> _TEXT EXTRACT_

----

Thanks to all who responded!

Matti_Kurkela
Honored Contributor

Re: No Output to Console on HP 9000 K370

Glennes, here are some answers for you Monday's post:

 

1.)

The mount command will always require two pieces of information: what to mount and where it is supposed to be mounted to. You can either specify both on the command line, or specify just one (either one works) and let the mount command fetch the other from /etc/fstab. But if you don't specify both and there is nothing matching in /etc/fstab, then the command will fail.

 

The mount command with both main pieces of information is often used for temporary operations. If you find you're mounting something repeatedly, or want to have it mounted automatically as the system starts up, it is recommended to add the information to /etc/fstab. Then you can use the shorter form of the mount command with that device/mount point.

 

And as Dennis told you, you need a directory before you can mount something. As the mount command is executed, the root directory of the mounted device will overlap the mount point directory and hide whatever was there before. The previous contents are only hidden, not lost: at unmount time, the original contents will be revealed again.

----

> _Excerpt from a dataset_
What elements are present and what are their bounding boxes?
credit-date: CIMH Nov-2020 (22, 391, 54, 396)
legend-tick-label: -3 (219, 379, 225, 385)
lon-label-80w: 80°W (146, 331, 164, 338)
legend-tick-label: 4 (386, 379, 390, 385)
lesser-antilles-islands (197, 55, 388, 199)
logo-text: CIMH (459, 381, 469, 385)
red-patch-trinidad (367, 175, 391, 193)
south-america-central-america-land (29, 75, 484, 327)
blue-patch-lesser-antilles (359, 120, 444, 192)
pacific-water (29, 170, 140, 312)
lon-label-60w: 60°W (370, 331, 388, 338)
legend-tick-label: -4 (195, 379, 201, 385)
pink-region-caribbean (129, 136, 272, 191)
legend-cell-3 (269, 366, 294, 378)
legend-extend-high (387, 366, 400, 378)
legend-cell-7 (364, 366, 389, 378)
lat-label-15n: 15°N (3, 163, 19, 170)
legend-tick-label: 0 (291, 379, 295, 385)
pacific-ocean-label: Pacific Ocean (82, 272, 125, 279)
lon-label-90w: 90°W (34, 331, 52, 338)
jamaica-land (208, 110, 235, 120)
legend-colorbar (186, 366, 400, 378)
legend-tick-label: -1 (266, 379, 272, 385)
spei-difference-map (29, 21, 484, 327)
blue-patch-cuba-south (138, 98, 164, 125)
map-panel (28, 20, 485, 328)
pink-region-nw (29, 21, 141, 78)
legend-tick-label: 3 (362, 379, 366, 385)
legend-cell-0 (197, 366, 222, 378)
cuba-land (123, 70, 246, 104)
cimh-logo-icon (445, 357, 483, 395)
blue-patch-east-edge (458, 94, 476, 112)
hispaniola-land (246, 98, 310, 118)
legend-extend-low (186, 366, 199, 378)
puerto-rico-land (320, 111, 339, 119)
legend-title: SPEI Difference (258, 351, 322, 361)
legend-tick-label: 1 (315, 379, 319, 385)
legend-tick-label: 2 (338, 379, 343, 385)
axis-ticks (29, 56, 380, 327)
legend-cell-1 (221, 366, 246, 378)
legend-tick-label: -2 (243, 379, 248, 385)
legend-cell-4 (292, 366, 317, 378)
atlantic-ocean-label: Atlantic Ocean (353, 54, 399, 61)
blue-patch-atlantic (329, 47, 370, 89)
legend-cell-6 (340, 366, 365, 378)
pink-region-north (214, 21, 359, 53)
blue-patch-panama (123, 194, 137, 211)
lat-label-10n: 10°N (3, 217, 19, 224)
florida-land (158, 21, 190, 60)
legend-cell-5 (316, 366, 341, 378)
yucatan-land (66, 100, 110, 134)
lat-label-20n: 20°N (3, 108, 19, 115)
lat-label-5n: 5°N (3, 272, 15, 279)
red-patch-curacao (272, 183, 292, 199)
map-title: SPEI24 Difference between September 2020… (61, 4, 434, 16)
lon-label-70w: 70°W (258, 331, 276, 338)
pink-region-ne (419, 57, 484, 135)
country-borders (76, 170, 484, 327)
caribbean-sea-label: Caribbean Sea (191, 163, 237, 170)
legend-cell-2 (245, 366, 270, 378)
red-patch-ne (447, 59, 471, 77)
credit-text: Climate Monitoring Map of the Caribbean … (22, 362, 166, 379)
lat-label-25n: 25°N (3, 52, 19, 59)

----

> _REQUIRED ACTIONS_
• A. Summarize the forum reply about the mount command in two sentences.
• B. Copy a passage from the forum reply about the mount command word for word, beginning at the words "Glennes, here are" and stopping after "that device/mount point.".

> _SOLUTIONS TO EACH TASK_
• A. The mount command needs to know both what to mount and where to mount it, and it can take both from the command line or one from the command line and the other from /etc/fstab, failing if no matching entry exists. Entries for repeated or automatic mounts are recommended in /etc/fstab, and a mount point directory must exist beforehand, with its previous contents hidden during the mount and revealed again at unmount.

• B.
Glennes, here are some answers for you Monday's post:

 

1.)

The mount command will always require two pieces of information: what to mount and where it is supposed to be mounted to. You can either specify both on the command line, or specify just one (either one works) and let the mount command fetch the other from /etc/fstab. But if you don't specify both and there is nothing matching in /etc/fstab, then the command will fail.

 

The mount command with both main pieces of information is often used for temporary operations. If you find you're mounting something repeatedly, or want to have it mounted automatically as the system starts up, it is recommended to add the information to /etc/fstab. Then you can use the shorter form of the mount command with that device/mount point.